### AVAILABLE RECORDS
- - -

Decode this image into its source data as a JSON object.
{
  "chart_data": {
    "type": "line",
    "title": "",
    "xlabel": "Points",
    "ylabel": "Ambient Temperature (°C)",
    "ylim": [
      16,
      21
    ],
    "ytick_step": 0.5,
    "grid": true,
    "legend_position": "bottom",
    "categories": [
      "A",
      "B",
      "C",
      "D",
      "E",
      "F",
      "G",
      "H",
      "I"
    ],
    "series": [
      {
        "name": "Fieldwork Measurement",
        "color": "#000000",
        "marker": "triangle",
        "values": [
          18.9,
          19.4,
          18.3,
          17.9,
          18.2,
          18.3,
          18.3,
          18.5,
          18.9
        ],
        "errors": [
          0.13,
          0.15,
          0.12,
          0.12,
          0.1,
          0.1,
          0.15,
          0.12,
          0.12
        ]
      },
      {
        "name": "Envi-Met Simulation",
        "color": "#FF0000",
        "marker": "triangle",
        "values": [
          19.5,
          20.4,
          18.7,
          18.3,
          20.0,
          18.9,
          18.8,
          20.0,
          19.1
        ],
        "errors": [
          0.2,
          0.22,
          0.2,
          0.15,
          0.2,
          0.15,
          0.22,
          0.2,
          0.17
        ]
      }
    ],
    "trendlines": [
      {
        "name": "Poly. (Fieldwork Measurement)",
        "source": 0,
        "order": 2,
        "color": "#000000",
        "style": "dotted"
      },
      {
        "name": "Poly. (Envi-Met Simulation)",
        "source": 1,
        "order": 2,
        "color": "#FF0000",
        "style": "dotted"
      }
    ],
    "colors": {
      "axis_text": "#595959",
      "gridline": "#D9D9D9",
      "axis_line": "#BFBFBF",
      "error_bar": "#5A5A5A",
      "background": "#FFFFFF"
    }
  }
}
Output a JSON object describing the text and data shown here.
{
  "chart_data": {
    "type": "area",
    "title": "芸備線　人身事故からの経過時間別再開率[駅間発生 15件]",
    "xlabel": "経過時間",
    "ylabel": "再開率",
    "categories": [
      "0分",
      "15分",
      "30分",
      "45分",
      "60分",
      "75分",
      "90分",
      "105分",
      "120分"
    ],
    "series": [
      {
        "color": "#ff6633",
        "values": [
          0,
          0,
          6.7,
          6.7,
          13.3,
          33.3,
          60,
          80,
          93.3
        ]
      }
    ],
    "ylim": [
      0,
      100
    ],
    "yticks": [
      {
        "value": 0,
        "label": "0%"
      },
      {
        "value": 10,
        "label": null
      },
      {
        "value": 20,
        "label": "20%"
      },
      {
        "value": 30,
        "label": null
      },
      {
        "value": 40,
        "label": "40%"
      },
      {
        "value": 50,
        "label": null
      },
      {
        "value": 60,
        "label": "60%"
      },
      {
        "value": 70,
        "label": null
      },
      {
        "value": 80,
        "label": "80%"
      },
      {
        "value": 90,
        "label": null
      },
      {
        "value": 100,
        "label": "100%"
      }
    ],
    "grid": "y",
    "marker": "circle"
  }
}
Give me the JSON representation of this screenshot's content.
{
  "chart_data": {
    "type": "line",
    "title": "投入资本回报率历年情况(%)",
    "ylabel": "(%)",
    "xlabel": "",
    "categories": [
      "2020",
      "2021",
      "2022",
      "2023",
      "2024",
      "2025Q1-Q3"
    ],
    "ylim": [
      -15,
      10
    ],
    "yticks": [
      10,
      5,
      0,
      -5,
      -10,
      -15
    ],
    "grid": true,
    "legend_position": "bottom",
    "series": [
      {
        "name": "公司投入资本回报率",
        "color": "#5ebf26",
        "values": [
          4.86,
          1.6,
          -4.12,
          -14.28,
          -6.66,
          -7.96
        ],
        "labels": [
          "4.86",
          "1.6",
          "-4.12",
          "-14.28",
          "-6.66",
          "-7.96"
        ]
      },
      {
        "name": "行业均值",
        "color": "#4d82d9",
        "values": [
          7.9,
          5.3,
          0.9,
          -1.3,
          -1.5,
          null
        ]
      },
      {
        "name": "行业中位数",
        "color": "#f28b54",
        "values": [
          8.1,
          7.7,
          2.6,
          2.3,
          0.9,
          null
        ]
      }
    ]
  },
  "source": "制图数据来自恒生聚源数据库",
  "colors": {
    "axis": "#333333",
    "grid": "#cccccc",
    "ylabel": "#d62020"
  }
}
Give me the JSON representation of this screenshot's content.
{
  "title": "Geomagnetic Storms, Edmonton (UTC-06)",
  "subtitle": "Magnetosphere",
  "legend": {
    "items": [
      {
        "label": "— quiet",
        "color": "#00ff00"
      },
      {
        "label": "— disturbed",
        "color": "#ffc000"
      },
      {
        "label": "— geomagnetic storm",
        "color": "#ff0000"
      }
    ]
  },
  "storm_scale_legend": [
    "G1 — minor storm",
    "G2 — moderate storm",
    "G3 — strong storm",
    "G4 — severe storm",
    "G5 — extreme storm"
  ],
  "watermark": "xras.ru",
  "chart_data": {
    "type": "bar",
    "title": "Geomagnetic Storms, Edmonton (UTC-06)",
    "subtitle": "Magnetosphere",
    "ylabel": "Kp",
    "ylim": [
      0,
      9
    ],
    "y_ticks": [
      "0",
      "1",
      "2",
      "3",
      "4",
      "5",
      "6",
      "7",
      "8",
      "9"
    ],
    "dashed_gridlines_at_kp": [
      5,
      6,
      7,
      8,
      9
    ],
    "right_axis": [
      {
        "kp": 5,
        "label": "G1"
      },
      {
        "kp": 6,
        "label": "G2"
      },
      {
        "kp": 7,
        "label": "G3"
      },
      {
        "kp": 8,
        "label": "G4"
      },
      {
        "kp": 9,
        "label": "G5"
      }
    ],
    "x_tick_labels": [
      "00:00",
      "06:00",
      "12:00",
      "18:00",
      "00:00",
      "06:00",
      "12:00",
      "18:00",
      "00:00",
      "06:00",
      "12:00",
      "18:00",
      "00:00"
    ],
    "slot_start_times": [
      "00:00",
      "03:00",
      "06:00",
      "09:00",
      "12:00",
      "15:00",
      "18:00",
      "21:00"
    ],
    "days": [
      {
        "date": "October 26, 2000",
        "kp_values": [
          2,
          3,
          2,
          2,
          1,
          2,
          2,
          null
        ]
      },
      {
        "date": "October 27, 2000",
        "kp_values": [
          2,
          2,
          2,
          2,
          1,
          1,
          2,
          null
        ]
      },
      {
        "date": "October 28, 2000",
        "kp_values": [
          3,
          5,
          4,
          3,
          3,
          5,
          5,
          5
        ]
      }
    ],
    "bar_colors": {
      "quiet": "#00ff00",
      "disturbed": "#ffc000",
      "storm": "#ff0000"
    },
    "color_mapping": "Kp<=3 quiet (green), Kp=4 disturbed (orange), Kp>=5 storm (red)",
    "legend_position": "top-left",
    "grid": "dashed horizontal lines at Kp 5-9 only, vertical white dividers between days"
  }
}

- - -

### PROBLEM STATEMENT
Each line of the material should be echoed exactly.

### SOLUTION TO THIS TASK
Decode this image into its source data as a JSON object.
{
  "chart_data": {
    "type": "line",
    "title": "",
    "xlabel": "Points",
    "ylabel": "Ambient Temperature (°C)",
    "ylim": [
      16,
      21
    ],
    "ytick_step": 0.5,
    "grid": true,
    "legend_position": "bottom",
    "categories": [
      "A",
      "B",
      "C",
      "D",
      "E",
      "F",
      "G",
      "H",
      "I"
    ],
    "series": [
      {
        "name": "Fieldwork Measurement",
        "color": "#000000",
        "marker": "triangle",
        "values": [
          18.9,
          19.4,
          18.3,
          17.9,
          18.2,
          18.3,
          18.3,
          18.5,
          18.9
        ],
        "errors": [
          0.13,
          0.15,
          0.12,
          0.12,
          0.1,
          0.1,
          0.15,
          0.12,
          0.12
        ]
      },
      {
        "name": "Envi-Met Simulation",
        "color": "#FF0000",
        "marker": "triangle",
        "values": [
          19.5,
          20.4,
          18.7,
          18.3,
          20.0,
          18.9,
          18.8,
          20.0,
          19.1
        ],
        "errors": [
          0.2,
          0.22,
          0.2,
          0.15,
          0.2,
          0.15,
          0.22,
          0.2,
          0.17
        ]
      }
    ],
    "trendlines": [
      {
        "name": "Poly. (Fieldwork Measurement)",
        "source": 0,
        "order": 2,
        "color": "#000000",
        "style": "dotted"
      },
      {
        "name": "Poly. (Envi-Met Simulation)",
        "source": 1,
        "order": 2,
        "color": "#FF0000",
        "style": "dotted"
      }
    ],
    "colors": {
      "axis_text": "#595959",
      "gridline": "#D9D9D9",
      "axis_line": "#BFBFBF",
      "error_bar": "#5A5A5A",
      "background": "#FFFFFF"
    }
  }
}
Output a JSON object describing the text and data shown here.
{
  "chart_data": {
    "type": "area",
    "title": "芸備線　人身事故からの経過時間別再開率[駅間発生 15件]",
    "xlabel": "経過時間",
    "ylabel": "再開率",
    "categories": [
      "0分",
      "15分",
      "30分",
      "45分",
      "60分",
      "75分",
      "90分",
      "105分",
      "120分"
    ],
    "series": [
      {
        "color": "#ff6633",
        "values": [
          0,
          0,
          6.7,
          6.7,
          13.3,
          33.3,
          60,
          80,
          93.3
        ]
      }
    ],
    "ylim": [
      0,
      100
    ],
    "yticks": [
      {
        "value": 0,
        "label": "0%"
      },
      {
        "value": 10,
        "label": null
      },
      {
        "value": 20,
        "label": "20%"
      },
      {
        "value": 30,
        "label": null
      },
      {
        "value": 40,
        "label": "40%"
      },
      {
        "value": 50,
        "label": null
      },
      {
        "value": 60,
        "label": "60%"
      },
      {
        "value": 70,
        "label": null
      },
      {
        "value": 80,
        "label": "80%"
      },
      {
        "value": 90,
        "label": null
      },
      {
        "value": 100,
        "label": "100%"
      }
    ],
    "grid": "y",
    "marker": "circle"
  }
}
Give me the JSON representation of this screenshot's content.
{
  "chart_data": {
    "type": "line",
    "title": "投入资本回报率历年情况(%)",
    "ylabel": "(%)",
    "xlabel": "",
    "categories": [
      "2020",
      "2021",
      "2022",
      "2023",
      "2024",
      "2025Q1-Q3"
    ],
    "ylim": [
      -15,
      10
    ],
    "yticks": [
      10,
      5,
      0,
      -5,
      -10,
      -15
    ],
    "grid": true,
    "legend_position": "bottom",
    "series": [
      {
        "name": "公司投入资本回报率",
        "color": "#5ebf26",
        "values": [
          4.86,
          1.6,
          -4.12,
          -14.28,
          -6.66,
          -7.96
        ],
        "labels": [
          "4.86",
          "1.6",
          "-4.12",
          "-14.28",
          "-6.66",
          "-7.96"
        ]
      },
      {
        "name": "行业均值",
        "color": "#4d82d9",
        "values": [
          7.9,
          5.3,
          0.9,
          -1.3,
          -1.5,
          null
        ]
      },
      {
        "name": "行业中位数",
        "color": "#f28b54",
        "values": [
          8.1,
          7.7,
          2.6,
          2.3,
          0.9,
          null
        ]
      }
    ]
  },
  "source": "制图数据来自恒生聚源数据库",
  "colors": {
    "axis": "#333333",
    "grid": "#cccccc",
    "ylabel": "#d62020"
  }
}
Give me the JSON representation of this screenshot's content.
{
  "title": "Geomagnetic Storms, Edmonton (UTC-06)",
  "subtitle": "Magnetosphere",
  "legend": {
    "items": [
      {
        "label": "— quiet",
        "color": "#00ff00"
      },
      {
        "label": "— disturbed",
        "color": "#ffc000"
      },
      {
        "label": "— geomagnetic storm",
        "color": "#ff0000"
      }
    ]
  },
  "storm_scale_legend": [
    "G1 — minor storm",
    "G2 — moderate storm",
    "G3 — strong storm",
    "G4 — severe storm",
    "G5 — extreme storm"
  ],
  "watermark": "xras.ru",
  "chart_data": {
    "type": "bar",
    "title": "Geomagnetic Storms, Edmonton (UTC-06)",
    "subtitle": "Magnetosphere",
    "ylabel": "Kp",
    "ylim": [
      0,
      9
    ],
    "y_ticks": [
      "0",
      "1",
      "2",
      "3",
      "4",
      "5",
      "6",
      "7",
      "8",
      "9"
    ],
    "dashed_gridlines_at_kp": [
      5,
      6,
      7,
      8,
      9
    ],
    "right_axis": [
      {
        "kp": 5,
        "label": "G1"
      },
      {
        "kp": 6,
        "label": "G2"
      },
      {
        "kp": 7,
        "label": "G3"
      },
      {
        "kp": 8,
        "label": "G4"
      },
      {
        "kp": 9,
        "label": "G5"
      }
    ],
    "x_tick_labels": [
      "00:00",
      "06:00",
      "12:00",
      "18:00",
      "00:00",
      "06:00",
      "12:00",
      "18:00",
      "00:00",
      "06:00",
      "12:00",
      "18:00",
      "00:00"
    ],
    "slot_start_times": [
      "00:00",
      "03:00",
      "06:00",
      "09:00",
      "12:00",
      "15:00",
      "18:00",
      "21:00"
    ],
    "days": [
      {
        "date": "October 26, 2000",
        "kp_values": [
          2,
          3,
          2,
          2,
          1,
          2,
          2,
          null
        ]
      },
      {
        "date": "October 27, 2000",
        "kp_values": [
          2,
          2,
          2,
          2,
          1,
          1,
          2,
          null
        ]
      },
      {
        "date": "October 28, 2000",
        "kp_values": [
          3,
          5,
          4,
          3,
          3,
          5,
          5,
          5
        ]
      }
    ],
    "bar_colors": {
      "quiet": "#00ff00",
      "disturbed": "#ffc000",
      "storm": "#ff0000"
    },
    "color_mapping": "Kp<=3 quiet (green), Kp=4 disturbed (orange), Kp>=5 storm (red)",
    "legend_position": "top-left",
    "grid": "dashed horizontal lines at Kp 5-9 only, vertical white dividers between days"
  }
}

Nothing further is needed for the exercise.